Aim of the exercise:
Locate the lines where "keskilämpötila" occurs and copy them as they stand.

--- BEGIN The input ---

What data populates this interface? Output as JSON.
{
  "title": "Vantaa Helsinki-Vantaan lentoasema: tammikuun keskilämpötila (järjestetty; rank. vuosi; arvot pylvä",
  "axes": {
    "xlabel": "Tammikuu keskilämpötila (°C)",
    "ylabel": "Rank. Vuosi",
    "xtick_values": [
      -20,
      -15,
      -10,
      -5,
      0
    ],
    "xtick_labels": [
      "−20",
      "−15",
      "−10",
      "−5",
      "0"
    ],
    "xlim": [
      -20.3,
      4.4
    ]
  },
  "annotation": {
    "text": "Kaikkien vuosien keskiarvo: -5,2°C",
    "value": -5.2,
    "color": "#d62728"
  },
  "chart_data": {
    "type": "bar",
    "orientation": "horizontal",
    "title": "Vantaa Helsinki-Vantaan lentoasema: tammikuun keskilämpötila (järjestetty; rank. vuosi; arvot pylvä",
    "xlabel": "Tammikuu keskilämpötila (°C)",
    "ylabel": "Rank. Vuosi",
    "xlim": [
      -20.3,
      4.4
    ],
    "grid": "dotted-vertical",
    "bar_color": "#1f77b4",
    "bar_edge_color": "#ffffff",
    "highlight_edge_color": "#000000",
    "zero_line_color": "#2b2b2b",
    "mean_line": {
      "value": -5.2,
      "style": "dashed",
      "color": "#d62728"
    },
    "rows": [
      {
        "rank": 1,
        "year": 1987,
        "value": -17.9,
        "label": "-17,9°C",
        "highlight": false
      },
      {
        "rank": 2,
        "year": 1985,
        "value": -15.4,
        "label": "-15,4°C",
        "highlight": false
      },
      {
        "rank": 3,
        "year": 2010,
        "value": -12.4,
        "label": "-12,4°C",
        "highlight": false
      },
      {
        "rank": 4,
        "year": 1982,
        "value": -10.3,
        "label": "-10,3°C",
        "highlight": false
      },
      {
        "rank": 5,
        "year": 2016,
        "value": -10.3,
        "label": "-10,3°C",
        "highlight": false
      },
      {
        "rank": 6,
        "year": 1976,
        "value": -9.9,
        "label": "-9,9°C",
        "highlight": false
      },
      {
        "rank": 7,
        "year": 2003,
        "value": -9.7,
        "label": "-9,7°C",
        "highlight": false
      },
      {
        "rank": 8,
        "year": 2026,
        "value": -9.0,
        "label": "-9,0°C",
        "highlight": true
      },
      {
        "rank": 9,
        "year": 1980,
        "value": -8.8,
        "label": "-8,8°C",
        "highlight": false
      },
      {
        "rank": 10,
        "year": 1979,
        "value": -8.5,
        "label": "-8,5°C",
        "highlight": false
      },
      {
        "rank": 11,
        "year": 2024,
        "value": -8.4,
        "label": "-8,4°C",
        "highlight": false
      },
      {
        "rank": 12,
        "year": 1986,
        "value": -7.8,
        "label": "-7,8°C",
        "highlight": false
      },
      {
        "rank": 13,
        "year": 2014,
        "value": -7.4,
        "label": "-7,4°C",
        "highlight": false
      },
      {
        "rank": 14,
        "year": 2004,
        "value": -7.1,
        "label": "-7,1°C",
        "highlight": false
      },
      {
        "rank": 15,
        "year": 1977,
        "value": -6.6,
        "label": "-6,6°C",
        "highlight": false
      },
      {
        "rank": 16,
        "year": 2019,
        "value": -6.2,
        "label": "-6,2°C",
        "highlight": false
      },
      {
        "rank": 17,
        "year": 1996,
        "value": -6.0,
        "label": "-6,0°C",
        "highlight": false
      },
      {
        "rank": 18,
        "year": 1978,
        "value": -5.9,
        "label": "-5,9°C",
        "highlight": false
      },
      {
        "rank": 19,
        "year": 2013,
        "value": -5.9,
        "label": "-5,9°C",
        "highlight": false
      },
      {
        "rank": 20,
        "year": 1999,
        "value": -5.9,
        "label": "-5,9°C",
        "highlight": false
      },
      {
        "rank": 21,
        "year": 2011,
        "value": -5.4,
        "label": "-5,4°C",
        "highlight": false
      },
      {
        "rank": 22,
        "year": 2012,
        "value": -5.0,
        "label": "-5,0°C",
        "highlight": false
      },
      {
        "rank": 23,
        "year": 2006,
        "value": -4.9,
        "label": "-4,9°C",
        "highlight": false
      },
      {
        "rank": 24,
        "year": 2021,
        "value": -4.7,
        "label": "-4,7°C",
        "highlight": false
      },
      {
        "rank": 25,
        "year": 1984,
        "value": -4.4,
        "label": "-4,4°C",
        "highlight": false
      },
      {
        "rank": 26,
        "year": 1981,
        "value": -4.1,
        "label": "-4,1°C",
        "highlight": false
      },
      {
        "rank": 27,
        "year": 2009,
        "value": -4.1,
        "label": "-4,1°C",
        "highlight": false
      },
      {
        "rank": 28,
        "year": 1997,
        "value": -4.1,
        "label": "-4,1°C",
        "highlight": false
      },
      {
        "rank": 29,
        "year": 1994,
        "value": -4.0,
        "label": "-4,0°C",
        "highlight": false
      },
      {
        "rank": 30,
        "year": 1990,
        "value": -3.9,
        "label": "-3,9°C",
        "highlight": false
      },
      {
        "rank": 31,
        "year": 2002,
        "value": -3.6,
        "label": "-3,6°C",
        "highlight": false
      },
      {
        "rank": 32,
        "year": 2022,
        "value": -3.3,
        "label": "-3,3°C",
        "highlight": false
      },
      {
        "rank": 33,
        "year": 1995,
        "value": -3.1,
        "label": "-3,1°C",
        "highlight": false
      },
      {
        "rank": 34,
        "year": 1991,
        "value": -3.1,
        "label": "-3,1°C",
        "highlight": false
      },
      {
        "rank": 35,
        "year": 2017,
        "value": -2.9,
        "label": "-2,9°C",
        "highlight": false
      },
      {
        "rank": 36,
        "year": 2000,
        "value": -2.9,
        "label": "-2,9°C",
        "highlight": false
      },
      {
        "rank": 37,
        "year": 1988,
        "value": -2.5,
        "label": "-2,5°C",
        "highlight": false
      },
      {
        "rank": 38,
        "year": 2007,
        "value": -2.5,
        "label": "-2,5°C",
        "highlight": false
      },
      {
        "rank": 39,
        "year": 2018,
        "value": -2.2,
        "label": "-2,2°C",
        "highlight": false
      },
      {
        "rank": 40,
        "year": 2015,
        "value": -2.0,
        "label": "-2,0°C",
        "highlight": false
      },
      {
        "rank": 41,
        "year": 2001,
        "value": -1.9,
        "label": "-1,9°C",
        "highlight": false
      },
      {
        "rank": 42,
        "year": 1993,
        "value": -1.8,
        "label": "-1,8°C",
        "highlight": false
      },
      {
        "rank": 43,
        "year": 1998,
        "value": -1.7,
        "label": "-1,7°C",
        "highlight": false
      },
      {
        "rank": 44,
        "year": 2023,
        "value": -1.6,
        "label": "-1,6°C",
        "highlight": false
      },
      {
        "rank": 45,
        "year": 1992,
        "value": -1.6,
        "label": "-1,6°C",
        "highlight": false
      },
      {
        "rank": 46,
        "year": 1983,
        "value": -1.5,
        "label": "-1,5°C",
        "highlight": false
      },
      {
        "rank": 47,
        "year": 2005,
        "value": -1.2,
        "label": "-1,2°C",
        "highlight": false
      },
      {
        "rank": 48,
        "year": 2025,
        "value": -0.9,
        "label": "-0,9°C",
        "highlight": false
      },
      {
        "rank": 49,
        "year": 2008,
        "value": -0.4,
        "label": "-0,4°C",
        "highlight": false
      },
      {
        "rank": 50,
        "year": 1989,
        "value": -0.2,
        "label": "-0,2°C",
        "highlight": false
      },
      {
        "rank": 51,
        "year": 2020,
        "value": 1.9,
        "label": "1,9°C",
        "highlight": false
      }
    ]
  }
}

--- END The input ---

Response to the exercise:
  "title": "Vantaa Helsinki-Vantaan lentoasema: tammikuun keskilämpötila (järjestetty; rank. vuosi; arvot pylvä",
    "xlabel": "Tammikuu keskilämpötila (°C)",
    "title": "Vantaa Helsinki-Vantaan lentoasema: tammikuun keskilämpötila (järjestetty; rank. vuosi; arvot pylvä",
    "xlabel": "Tammikuu keskilämpötila (°C)",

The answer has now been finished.